* _Lesetext_

Auf Private Clouds setzt die Mehrheit der Unternehmen hierzulande. Das mag an den Bedenken hinsichtlich Sicherheit und Datenschutz liegen. Die Infrastruktur und die Computing-Dienste stehen nur ausgewählten Nutzern zur Verfügung. Der Zugang erfolgt dabei über das Internet oder über ein privates internes Netzwerk.
Die gebuchten Leistungen werden genau an die Bedürfnisse des jeweiligen Unternehmens angepasst. Das Hosting erfolgt entweder vor Ort beim Unternehmen oder im Rechenzentrum eines Dienstleisters. Die Vorteile sind:

  • Erhöhte Sicherheit
  • Höhere Verfügbarkeit
  • Anpassung an Nutzerbedarf

Hybrid Cloud

Hybrid Clouds kombinieren die Ansätze aus Private und Public Cloud. Während die sensiblen Daten in einer Private Cloud liegen, sind andere auf der Public Cloud gespeichert. Es ist ein Kompromiss aus beiden Cloud-Lösungen, der nach Bedarf durch die vorhandenen Systeme im Unternehmen ergänzt wird. Die Vorzüge dieser Variante:

  • Kostensenkungen
  • Ressourcen der Public Cloud nur bei Bedarf nutzen
  • Sensible Daten werden im Unternehmen verarbeitet

Wo liegen die Gemeinsamkeiten?

Bei allen Cloud-Lösungen wird über das Internet entweder Software, Speicherplatz oder Rechenleistung bereitgestellt. Sie werden über Browser online verwendet und Nutzer erhalten jederzeit online Zugriff auf die in der Cloud bereitgestellten Daten. Jede Cloud lässt sich bei Bedarf flexibel zusammenstellen, erweitern oder verkleinern.
Cloud-Speicher sorgen für eine effizientere Zusammenarbeit von Teams. Bei allen Cloud-Arten handelt es sich um ein zentrales System zum Datenmanagement.

Was sind die Unterschiede? (Einsatzzwecke)

Die Public Cloud ist geeignet, wenn Unternehmensdaten auf mehr als nur einem Rechner zur Verfügung stehen sollen. In Betrieben, in denen Computer, Laptops und Mobilgeräte im Einsatz sind, kann diese Cloud-Lösung den Arbeitsalltag erleichtern. Anwender greifen flexibel und günstig auf standardisierte IT-Ressourcen zu.

* _Gegebene Daten_
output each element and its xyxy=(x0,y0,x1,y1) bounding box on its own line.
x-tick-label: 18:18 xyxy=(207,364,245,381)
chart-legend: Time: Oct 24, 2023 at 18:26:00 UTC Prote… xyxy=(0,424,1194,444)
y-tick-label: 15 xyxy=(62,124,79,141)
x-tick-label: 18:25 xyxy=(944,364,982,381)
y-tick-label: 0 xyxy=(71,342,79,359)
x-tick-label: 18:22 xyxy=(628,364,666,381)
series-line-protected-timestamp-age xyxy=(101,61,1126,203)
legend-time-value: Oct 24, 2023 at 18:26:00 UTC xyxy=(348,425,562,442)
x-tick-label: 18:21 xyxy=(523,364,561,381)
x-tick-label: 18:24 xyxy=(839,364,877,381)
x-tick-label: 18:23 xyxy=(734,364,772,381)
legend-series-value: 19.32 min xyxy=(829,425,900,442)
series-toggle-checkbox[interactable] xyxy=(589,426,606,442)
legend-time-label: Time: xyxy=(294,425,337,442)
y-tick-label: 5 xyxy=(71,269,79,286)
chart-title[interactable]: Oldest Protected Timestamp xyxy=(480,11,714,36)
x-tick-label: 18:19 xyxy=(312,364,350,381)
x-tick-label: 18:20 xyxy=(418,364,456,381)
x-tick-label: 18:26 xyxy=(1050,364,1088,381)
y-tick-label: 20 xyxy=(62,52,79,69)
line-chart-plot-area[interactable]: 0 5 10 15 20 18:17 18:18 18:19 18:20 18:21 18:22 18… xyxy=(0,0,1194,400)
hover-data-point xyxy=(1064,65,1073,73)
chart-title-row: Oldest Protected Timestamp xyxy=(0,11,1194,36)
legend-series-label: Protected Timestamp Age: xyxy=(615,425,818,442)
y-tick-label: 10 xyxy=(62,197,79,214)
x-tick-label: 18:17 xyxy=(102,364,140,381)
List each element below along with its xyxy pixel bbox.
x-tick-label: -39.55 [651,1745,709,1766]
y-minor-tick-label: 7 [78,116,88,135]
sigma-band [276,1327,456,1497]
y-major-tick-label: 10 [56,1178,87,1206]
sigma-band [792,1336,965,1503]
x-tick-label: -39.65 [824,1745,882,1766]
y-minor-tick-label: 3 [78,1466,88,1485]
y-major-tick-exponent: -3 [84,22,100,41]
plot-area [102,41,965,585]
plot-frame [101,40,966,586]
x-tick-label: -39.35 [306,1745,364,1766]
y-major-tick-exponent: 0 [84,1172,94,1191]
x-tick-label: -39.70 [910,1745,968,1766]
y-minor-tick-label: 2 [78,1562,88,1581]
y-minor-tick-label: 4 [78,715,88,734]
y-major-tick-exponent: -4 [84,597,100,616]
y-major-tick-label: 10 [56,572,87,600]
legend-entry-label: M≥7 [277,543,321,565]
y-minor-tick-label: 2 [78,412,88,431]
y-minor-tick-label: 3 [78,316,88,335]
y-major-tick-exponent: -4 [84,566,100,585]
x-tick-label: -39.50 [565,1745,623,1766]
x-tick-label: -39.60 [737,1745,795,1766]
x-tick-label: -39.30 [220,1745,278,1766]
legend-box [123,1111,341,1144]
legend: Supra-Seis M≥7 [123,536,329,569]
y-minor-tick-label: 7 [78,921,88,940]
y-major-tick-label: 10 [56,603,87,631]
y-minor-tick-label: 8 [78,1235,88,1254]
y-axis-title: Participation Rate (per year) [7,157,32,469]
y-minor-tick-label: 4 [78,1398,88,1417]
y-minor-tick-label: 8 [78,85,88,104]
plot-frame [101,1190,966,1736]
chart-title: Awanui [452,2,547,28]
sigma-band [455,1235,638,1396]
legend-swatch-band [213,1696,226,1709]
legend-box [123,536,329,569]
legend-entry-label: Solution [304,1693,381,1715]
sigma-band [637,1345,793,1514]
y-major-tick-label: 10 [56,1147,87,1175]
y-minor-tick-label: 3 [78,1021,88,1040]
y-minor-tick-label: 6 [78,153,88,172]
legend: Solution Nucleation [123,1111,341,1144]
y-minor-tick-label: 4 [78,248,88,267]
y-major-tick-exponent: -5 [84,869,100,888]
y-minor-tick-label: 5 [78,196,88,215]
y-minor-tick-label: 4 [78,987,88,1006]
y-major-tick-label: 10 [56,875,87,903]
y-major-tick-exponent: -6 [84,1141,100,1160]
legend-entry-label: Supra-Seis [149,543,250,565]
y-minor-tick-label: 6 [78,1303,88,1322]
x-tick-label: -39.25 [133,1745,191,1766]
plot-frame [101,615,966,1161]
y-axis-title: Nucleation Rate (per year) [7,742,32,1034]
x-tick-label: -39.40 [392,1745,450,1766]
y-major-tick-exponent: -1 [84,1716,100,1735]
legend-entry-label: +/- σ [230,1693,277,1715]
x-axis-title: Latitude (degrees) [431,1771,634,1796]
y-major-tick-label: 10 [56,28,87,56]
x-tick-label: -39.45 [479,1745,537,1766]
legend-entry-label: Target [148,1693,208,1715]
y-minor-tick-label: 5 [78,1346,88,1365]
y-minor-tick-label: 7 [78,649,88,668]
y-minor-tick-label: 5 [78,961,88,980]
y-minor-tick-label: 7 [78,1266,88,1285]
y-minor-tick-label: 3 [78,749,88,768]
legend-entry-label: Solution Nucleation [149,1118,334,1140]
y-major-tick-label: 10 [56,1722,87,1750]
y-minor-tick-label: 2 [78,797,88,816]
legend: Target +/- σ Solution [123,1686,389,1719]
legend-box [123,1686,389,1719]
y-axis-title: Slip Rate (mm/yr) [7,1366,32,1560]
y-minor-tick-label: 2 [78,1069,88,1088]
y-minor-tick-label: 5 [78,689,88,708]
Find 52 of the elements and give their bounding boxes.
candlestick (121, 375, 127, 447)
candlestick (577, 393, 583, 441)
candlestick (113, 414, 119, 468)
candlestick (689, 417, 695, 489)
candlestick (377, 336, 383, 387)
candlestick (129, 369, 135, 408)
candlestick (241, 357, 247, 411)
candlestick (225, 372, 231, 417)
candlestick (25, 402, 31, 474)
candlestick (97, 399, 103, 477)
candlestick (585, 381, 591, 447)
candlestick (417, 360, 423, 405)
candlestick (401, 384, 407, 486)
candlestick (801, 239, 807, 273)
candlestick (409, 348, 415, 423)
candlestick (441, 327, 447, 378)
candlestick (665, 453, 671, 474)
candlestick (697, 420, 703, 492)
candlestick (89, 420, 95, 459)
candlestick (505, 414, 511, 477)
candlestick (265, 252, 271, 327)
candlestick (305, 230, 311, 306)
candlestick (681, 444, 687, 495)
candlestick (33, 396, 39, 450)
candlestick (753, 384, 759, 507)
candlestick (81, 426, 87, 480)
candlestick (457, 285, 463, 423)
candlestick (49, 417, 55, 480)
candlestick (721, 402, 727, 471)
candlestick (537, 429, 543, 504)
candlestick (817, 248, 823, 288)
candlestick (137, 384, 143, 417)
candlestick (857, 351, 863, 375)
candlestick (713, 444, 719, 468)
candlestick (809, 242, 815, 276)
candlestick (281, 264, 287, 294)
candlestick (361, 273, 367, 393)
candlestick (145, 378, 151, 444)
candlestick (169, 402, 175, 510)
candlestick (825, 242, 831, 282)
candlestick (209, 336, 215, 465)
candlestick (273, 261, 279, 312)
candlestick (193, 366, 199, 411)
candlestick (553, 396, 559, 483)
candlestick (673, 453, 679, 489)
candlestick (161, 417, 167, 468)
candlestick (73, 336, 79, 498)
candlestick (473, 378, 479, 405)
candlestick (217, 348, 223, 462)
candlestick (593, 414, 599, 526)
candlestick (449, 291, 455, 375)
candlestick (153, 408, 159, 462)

* _Arbeitsanweisung_
Schreiben Sie aus dem Text über Cloud-Lösungen den Abschnitt von „Hybrid Clouds kombinieren“ bis „erweitern oder verkleinern.“ wortgetreu ab.

* _Lösung_
Hybrid Clouds kombinieren die Ansätze aus Private und Public Cloud. Während die sensiblen Daten in einer Private Cloud liegen, sind andere auf der Public Cloud gespeichert. Es ist ein Kompromiss aus beiden Cloud-Lösungen, der nach Bedarf durch die vorhandenen Systeme im Unternehmen ergänzt wird. Die Vorzüge dieser Variante:

  • Kostensenkungen
  • Ressourcen der Public Cloud nur bei Bedarf nutzen
  • Sensible Daten werden im Unternehmen verarbeitet

Wo liegen die Gemeinsamkeiten?

Bei allen Cloud-Lösungen wird über das Internet entweder Software, Speicherplatz oder Rechenleistung bereitgestellt. Sie werden über Browser online verwendet und Nutzer erhalten jederzeit online Zugriff auf die in der Cloud bereitgestellten Daten. Jede Cloud lässt sich bei Bedarf flexibel zusammenstellen, erweitern oder verkleinern.